- Exercise inputs:
* * * * *

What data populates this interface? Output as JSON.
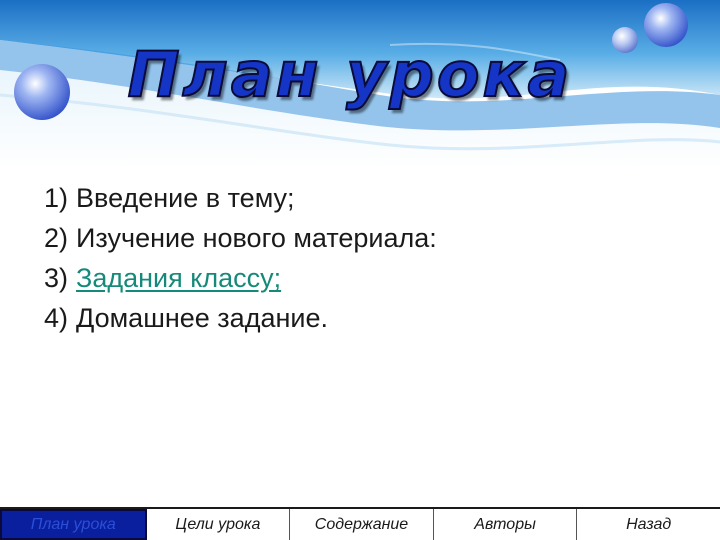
{
  "slide": {
    "title": "План урока"
  },
  "plan": {
    "items": [
      {
        "num": "1)",
        "text": "Введение в тему;",
        "is_link": false
      },
      {
        "num": "2)",
        "text": "Изучение нового материала:",
        "is_link": false
      },
      {
        "num": "3)",
        "text": "Задания классу;",
        "is_link": true
      },
      {
        "num": "4)",
        "text": "Домашнее задание.",
        "is_link": false
      }
    ]
  },
  "nav": {
    "items": [
      {
        "label": "План урока",
        "active": true
      },
      {
        "label": "Цели урока",
        "active": false
      },
      {
        "label": "Содержание",
        "active": false
      },
      {
        "label": "Авторы",
        "active": false
      },
      {
        "label": "Назад",
        "active": false
      }
    ]
  },
  "colors": {
    "title_fill": "#1535c6",
    "link": "#168a7a",
    "nav_active_bg": "#0a1f9e",
    "wave_light": "#e6f3fb",
    "wave_dark": "#1f7fd0"
  }
}
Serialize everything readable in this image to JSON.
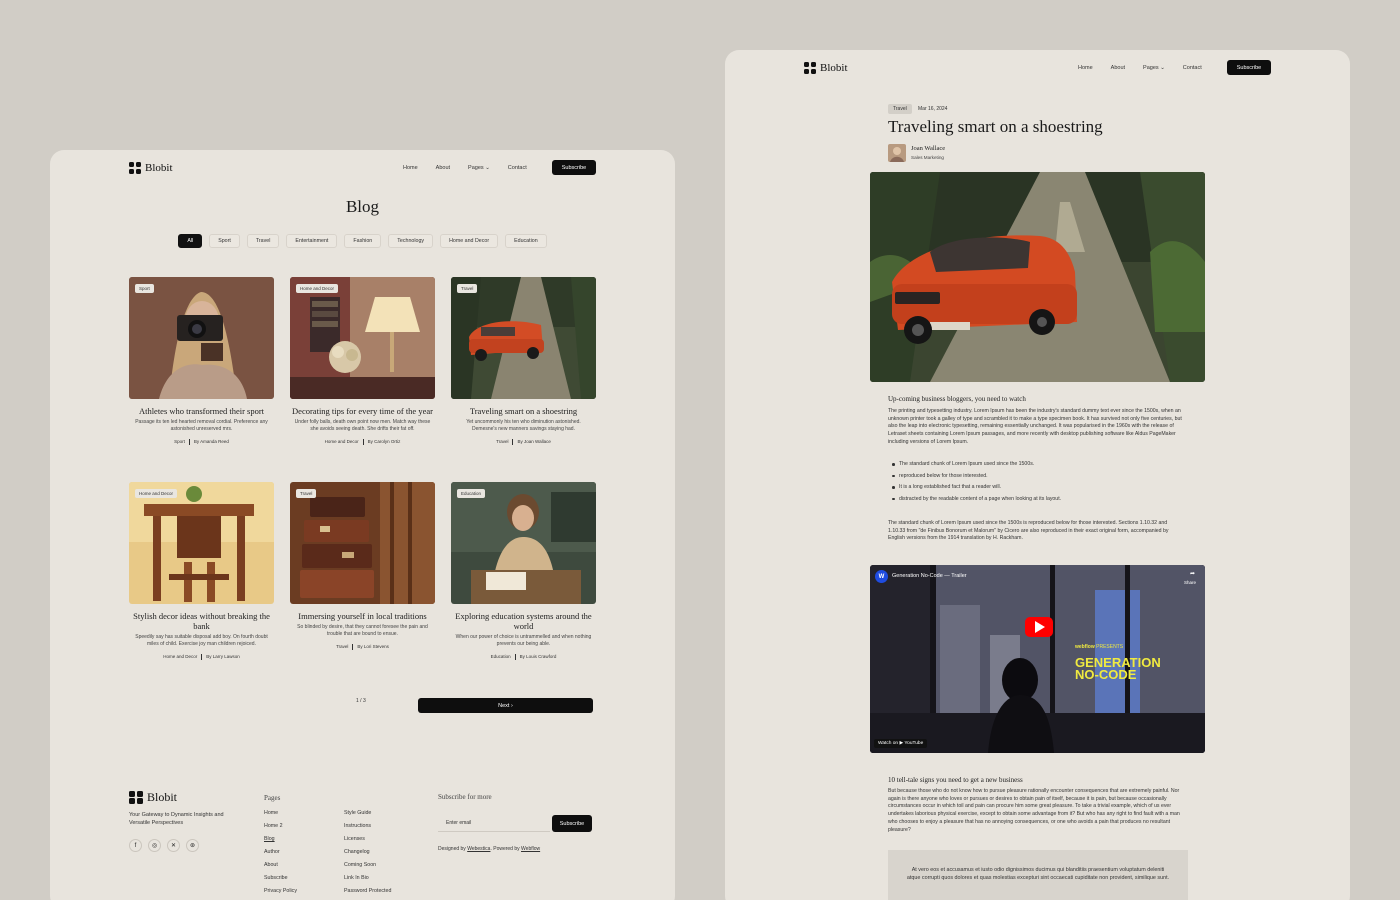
{
  "brand": "Blobit",
  "nav": {
    "links": [
      "Home",
      "About",
      "Pages",
      "Contact"
    ],
    "cta": "Subscribe"
  },
  "blog": {
    "title": "Blog",
    "filters": [
      "All",
      "Sport",
      "Travel",
      "Entertainment",
      "Fashion",
      "Technology",
      "Home and Decor",
      "Education"
    ],
    "posts": [
      {
        "tag": "Sport",
        "title": "Athletes who transformed their sport",
        "excerpt": "Passage its ten led hearted removal cordial. Preference any astonished unreserved mrs.",
        "category": "Sport",
        "author": "By Amanda Reed"
      },
      {
        "tag": "Home and Decor",
        "title": "Decorating tips for every time of the year",
        "excerpt": "Under folly balls, death own point now men. Match way these she avoids seeing death. She drifts their fat off.",
        "category": "Home and Decor",
        "author": "By Carolyn Ortiz"
      },
      {
        "tag": "Travel",
        "title": "Traveling smart on a shoestring",
        "excerpt": "Yet uncommonly his ten who diminution astonished. Demesne's new manners savings staying had.",
        "category": "Travel",
        "author": "By Joan Wallace"
      },
      {
        "tag": "Home and Decor",
        "title": "Stylish decor ideas without breaking the bank",
        "excerpt": "Speedily say has suitable disposal add boy. On fourth doubt miles of child. Exercise joy man children rejoiced.",
        "category": "Home and Decor",
        "author": "By Larry Lawson"
      },
      {
        "tag": "Travel",
        "title": "Immersing yourself in local traditions",
        "excerpt": "So blinded by desire, that they cannot foresee the pain and trouble that are bound to ensue.",
        "category": "Travel",
        "author": "By Lori Stevens"
      },
      {
        "tag": "Education",
        "title": "Exploring education systems around the world",
        "excerpt": "When our power of choice is untrammelled and when nothing prevents our being able.",
        "category": "Education",
        "author": "By Louis Crawford"
      }
    ],
    "pager": "1 / 3",
    "next": "Next ›"
  },
  "footer": {
    "tagline": "Your Gateway to Dynamic Insights and Versatile Perspectives",
    "pages_heading": "Pages",
    "col1": [
      "Home",
      "Home 2",
      "Blog",
      "Author",
      "About",
      "Subscribe",
      "Privacy Policy"
    ],
    "col2": [
      "Style Guide",
      "Instructions",
      "Licenses",
      "Changelog",
      "Coming Soon",
      "Link In Bio",
      "Password Protected"
    ],
    "subscribe_heading": "Subscribe for more",
    "email_placeholder": "Enter email",
    "subscribe_btn": "Subscribe",
    "credit_prefix": "Designed by",
    "credit_designer": "Webestica",
    "credit_mid": ". Powered by",
    "credit_platform": "Webflow"
  },
  "article": {
    "tag": "Travel",
    "date": "Mar 16, 2024",
    "title": "Traveling smart on a shoestring",
    "author": "Joan Wallace",
    "role": "Sales Marketing",
    "h2a": "Up-coming business bloggers, you need to watch",
    "p1": "The printing and typesetting industry. Lorem Ipsum has been the industry's standard dummy text ever since the 1500s, when an unknown printer took a galley of type and scrambled it to make a type specimen book. It has survived not only five centuries, but also the leap into electronic typesetting, remaining essentially unchanged. It was popularised in the 1960s with the release of Letraset sheets containing Lorem Ipsum passages, and more recently with desktop publishing software like Aldus PageMaker including versions of Lorem Ipsum.",
    "bullets": [
      "The standard chunk of Lorem Ipsum used since the 1500s.",
      "reproduced below for those interested.",
      "It is a long established fact that a reader will.",
      "distracted by the readable content of a page when looking at its layout."
    ],
    "p2": "The standard chunk of Lorem Ipsum used since the 1500s is reproduced below for those interested. Sections 1.10.32 and 1.10.33 from \"de Finibus Bonorum et Malorum\" by Cicero are also reproduced in their exact original form, accompanied by English versions from the 1914 translation by H. Rackham.",
    "video_title": "Generation No-Code — Trailer",
    "video_share": "Share",
    "video_watch": "Watch on",
    "video_yt": "YouTube",
    "video_brand": "webflow",
    "video_presents": "PRESENTS",
    "video_head1": "GENERATION",
    "video_head2": "NO-CODE",
    "h2b": "10 tell-tale signs you need to get a new business",
    "p3": "But because those who do not know how to pursue pleasure rationally encounter consequences that are extremely painful. Nor again is there anyone who loves or pursues or desires to obtain pain of itself, because it is pain, but because occasionally circumstances occur in which toil and pain can procure him some great pleasure. To take a trivial example, which of us ever undertakes laborious physical exercise, except to obtain some advantage from it? But who has any right to find fault with a man who chooses to enjoy a pleasure that has no annoying consequences, or one who avoids a pain that produces no resultant pleasure?",
    "quote": "At vero eos et accusamus et iusto odio dignissimos ducimus qui blanditiis praesentium voluptatum deleniti atque corrupti quos dolores et quas molestias excepturi sint occaecati cupiditate non provident, similique sunt."
  }
}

* * * * *

- Required task: Copy the listing word for word, excluding its pictures.

- Written answer:
What data populates this interface? Output as JSON.
{
  "slide": {
    "title": "План урока"
  },
  "plan": {
    "items": [
      {
        "num": "1)",
        "text": "Введение в тему;",
        "is_link": false
      },
      {
        "num": "2)",
        "text": "Изучение нового материала:",
        "is_link": false
      },
      {
        "num": "3)",
        "text": "Задания классу;",
        "is_link": true
      },
      {
        "num": "4)",
        "text": "Домашнее задание.",
        "is_link": false
      }
    ]
  },
  "nav": {
    "items": [
      {
        "label": "План урока",
        "active": true
      },
      {
        "label": "Цели урока",
        "active": false
      },
      {
        "label": "Содержание",
        "active": false
      },
      {
        "label": "Авторы",
        "active": false
      },
      {
        "label": "Назад",
        "active": false
      }
    ]
  },
  "colors": {
    "title_fill": "#1535c6",
    "link": "#168a7a",
    "nav_active_bg": "#0a1f9e",
    "wave_light": "#e6f3fb",
    "wave_dark": "#1f7fd0"
  }
}
Serialize everything readable in this image to JSON.
{
  "brand": "Blobit",
  "nav": {
    "links": [
      "Home",
      "About",
      "Pages",
      "Contact"
    ],
    "cta": "Subscribe"
  },
  "blog": {
    "title": "Blog",
    "filters": [
      "All",
      "Sport",
      "Travel",
      "Entertainment",
      "Fashion",
      "Technology",
      "Home and Decor",
      "Education"
    ],
    "posts": [
      {
        "tag": "Sport",
        "title": "Athletes who transformed their sport",
        "excerpt": "Passage its ten led hearted removal cordial. Preference any astonished unreserved mrs.",
        "category": "Sport",
        "author": "By Amanda Reed"
      },
      {
        "tag": "Home and Decor",
        "title": "Decorating tips for every time of the year",
        "excerpt": "Under folly balls, death own point now men. Match way these she avoids seeing death. She drifts their fat off.",
        "category": "Home and Decor",
        "author": "By Carolyn Ortiz"
      },
      {
        "tag": "Travel",
        "title": "Traveling smart on a shoestring",
        "excerpt": "Yet uncommonly his ten who diminution astonished. Demesne's new manners savings staying had.",
        "category": "Travel",
        "author": "By Joan Wallace"
      },
      {
        "tag": "Home and Decor",
        "title": "Stylish decor ideas without breaking the bank",
        "excerpt": "Speedily say has suitable disposal add boy. On fourth doubt miles of child. Exercise joy man children rejoiced.",
        "category": "Home and Decor",
        "author": "By Larry Lawson"
      },
      {
        "tag": "Travel",
        "title": "Immersing yourself in local traditions",
        "excerpt": "So blinded by desire, that they cannot foresee the pain and trouble that are bound to ensue.",
        "category": "Travel",
        "author": "By Lori Stevens"
      },
      {
        "tag": "Education",
        "title": "Exploring education systems around the world",
        "excerpt": "When our power of choice is untrammelled and when nothing prevents our being able.",
        "category": "Education",
        "author": "By Louis Crawford"
      }
    ],
    "pager": "1 / 3",
    "next": "Next ›"
  },
  "footer": {
    "tagline": "Your Gateway to Dynamic Insights and Versatile Perspectives",
    "pages_heading": "Pages",
    "col1": [
      "Home",
      "Home 2",
      "Blog",
      "Author",
      "About",
      "Subscribe",
      "Privacy Policy"
    ],
    "col2": [
      "Style Guide",
      "Instructions",
      "Licenses",
      "Changelog",
      "Coming Soon",
      "Link In Bio",
      "Password Protected"
    ],
    "subscribe_heading": "Subscribe for more",
    "email_placeholder": "Enter email",
    "subscribe_btn": "Subscribe",
    "credit_prefix": "Designed by",
    "credit_designer": "Webestica",
    "credit_mid": ". Powered by",
    "credit_platform": "Webflow"
  },
  "article": {
    "tag": "Travel",
    "date": "Mar 16, 2024",
    "title": "Traveling smart on a shoestring",
    "author": "Joan Wallace",
    "role": "Sales Marketing",
    "h2a": "Up-coming business bloggers, you need to watch",
    "p1": "The printing and typesetting industry. Lorem Ipsum has been the industry's standard dummy text ever since the 1500s, when an unknown printer took a galley of type and scrambled it to make a type specimen book. It has survived not only five centuries, but also the leap into electronic typesetting, remaining essentially unchanged. It was popularised in the 1960s with the release of Letraset sheets containing Lorem Ipsum passages, and more recently with desktop publishing software like Aldus PageMaker including versions of Lorem Ipsum.",
    "bullets": [
      "The standard chunk of Lorem Ipsum used since the 1500s.",
      "reproduced below for those interested.",
      "It is a long established fact that a reader will.",
      "distracted by the readable content of a page when looking at its layout."
    ],
    "p2": "The standard chunk of Lorem Ipsum used since the 1500s is reproduced below for those interested. Sections 1.10.32 and 1.10.33 from \"de Finibus Bonorum et Malorum\" by Cicero are also reproduced in their exact original form, accompanied by English versions from the 1914 translation by H. Rackham.",
    "video_title": "Generation No-Code — Trailer",
    "video_share": "Share",
    "video_watch": "Watch on",
    "video_yt": "YouTube",
    "video_brand": "webflow",
    "video_presents": "PRESENTS",
    "video_head1": "GENERATION",
    "video_head2": "NO-CODE",
    "h2b": "10 tell-tale signs you need to get a new business",
    "p3": "But because those who do not know how to pursue pleasure rationally encounter consequences that are extremely painful. Nor again is there anyone who loves or pursues or desires to obtain pain of itself, because it is pain, but because occasionally circumstances occur in which toil and pain can procure him some great pleasure. To take a trivial example, which of us ever undertakes laborious physical exercise, except to obtain some advantage from it? But who has any right to find fault with a man who chooses to enjoy a pleasure that has no annoying consequences, or one who avoids a pain that produces no resultant pleasure?",
    "quote": "At vero eos et accusamus et iusto odio dignissimos ducimus qui blanditiis praesentium voluptatum deleniti atque corrupti quos dolores et quas molestias excepturi sint occaecati cupiditate non provident, similique sunt."
  }
}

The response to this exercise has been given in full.